• **WRITTEN REQUEST**:
Without omitting anything, return the records precisely as given.

• **MATERIAL FOR THE TASK**:
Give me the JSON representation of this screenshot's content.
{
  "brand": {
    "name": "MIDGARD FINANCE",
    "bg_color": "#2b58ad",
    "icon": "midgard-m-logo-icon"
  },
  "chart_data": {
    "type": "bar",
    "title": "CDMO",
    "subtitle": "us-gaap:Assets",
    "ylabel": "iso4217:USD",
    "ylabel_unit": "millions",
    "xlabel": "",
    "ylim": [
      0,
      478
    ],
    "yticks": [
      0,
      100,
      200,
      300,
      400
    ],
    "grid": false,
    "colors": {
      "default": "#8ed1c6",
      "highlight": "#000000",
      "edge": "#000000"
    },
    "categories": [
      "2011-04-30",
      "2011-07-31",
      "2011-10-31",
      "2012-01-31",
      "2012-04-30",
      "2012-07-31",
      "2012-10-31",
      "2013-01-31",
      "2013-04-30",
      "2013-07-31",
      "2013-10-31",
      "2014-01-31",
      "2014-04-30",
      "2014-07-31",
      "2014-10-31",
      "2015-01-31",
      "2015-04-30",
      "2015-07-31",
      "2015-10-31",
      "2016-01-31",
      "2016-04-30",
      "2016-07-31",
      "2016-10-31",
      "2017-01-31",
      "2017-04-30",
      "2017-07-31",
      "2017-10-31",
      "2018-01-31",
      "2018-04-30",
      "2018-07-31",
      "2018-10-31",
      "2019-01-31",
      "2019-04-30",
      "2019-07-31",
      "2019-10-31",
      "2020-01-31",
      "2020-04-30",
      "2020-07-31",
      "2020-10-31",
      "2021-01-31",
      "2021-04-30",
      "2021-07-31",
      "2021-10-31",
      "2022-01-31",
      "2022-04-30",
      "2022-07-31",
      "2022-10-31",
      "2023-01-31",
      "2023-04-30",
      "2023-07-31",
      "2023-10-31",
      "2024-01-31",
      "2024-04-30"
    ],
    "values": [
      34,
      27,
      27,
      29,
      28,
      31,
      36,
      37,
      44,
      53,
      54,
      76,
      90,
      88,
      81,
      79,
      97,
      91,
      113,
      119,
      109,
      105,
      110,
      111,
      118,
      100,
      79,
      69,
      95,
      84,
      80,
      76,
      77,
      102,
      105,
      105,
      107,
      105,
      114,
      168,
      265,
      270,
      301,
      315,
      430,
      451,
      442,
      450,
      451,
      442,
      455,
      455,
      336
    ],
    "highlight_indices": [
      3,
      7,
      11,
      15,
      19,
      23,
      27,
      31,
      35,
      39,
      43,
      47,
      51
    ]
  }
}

• **FULL OUTPUT**:
Give me the JSON representation of this screenshot's content.
{
  "brand": {
    "name": "MIDGARD FINANCE",
    "bg_color": "#2b58ad",
    "icon": "midgard-m-logo-icon"
  },
  "chart_data": {
    "type": "bar",
    "title": "CDMO",
    "subtitle": "us-gaap:Assets",
    "ylabel": "iso4217:USD",
    "ylabel_unit": "millions",
    "xlabel": "",
    "ylim": [
      0,
      478
    ],
    "yticks": [
      0,
      100,
      200,
      300,
      400
    ],
    "grid": false,
    "colors": {
      "default": "#8ed1c6",
      "highlight": "#000000",
      "edge": "#000000"
    },
    "categories": [
      "2011-04-30",
      "2011-07-31",
      "2011-10-31",
      "2012-01-31",
      "2012-04-30",
      "2012-07-31",
      "2012-10-31",
      "2013-01-31",
      "2013-04-30",
      "2013-07-31",
      "2013-10-31",
      "2014-01-31",
      "2014-04-30",
      "2014-07-31",
      "2014-10-31",
      "2015-01-31",
      "2015-04-30",
      "2015-07-31",
      "2015-10-31",
      "2016-01-31",
      "2016-04-30",
      "2016-07-31",
      "2016-10-31",
      "2017-01-31",
      "2017-04-30",
      "2017-07-31",
      "2017-10-31",
      "2018-01-31",
      "2018-04-30",
      "2018-07-31",
      "2018-10-31",
      "2019-01-31",
      "2019-04-30",
      "2019-07-31",
      "2019-10-31",
      "2020-01-31",
      "2020-04-30",
      "2020-07-31",
      "2020-10-31",
      "2021-01-31",
      "2021-04-30",
      "2021-07-31",
      "2021-10-31",
      "2022-01-31",
      "2022-04-30",
      "2022-07-31",
      "2022-10-31",
      "2023-01-31",
      "2023-04-30",
      "2023-07-31",
      "2023-10-31",
      "2024-01-31",
      "2024-04-30"
    ],
    "values": [
      34,
      27,
      27,
      29,
      28,
      31,
      36,
      37,
      44,
      53,
      54,
      76,
      90,
      88,
      81,
      79,
      97,
      91,
      113,
      119,
      109,
      105,
      110,
      111,
      118,
      100,
      79,
      69,
      95,
      84,
      80,
      76,
      77,
      102,
      105,
      105,
      107,
      105,
      114,
      168,
      265,
      270,
      301,
      315,
      430,
      451,
      442,
      450,
      451,
      442,
      455,
      455,
      336
    ],
    "highlight_indices": [
      3,
      7,
      11,
      15,
      19,
      23,
      27,
      31,
      35,
      39,
      43,
      47,
      51
    ]
  }
}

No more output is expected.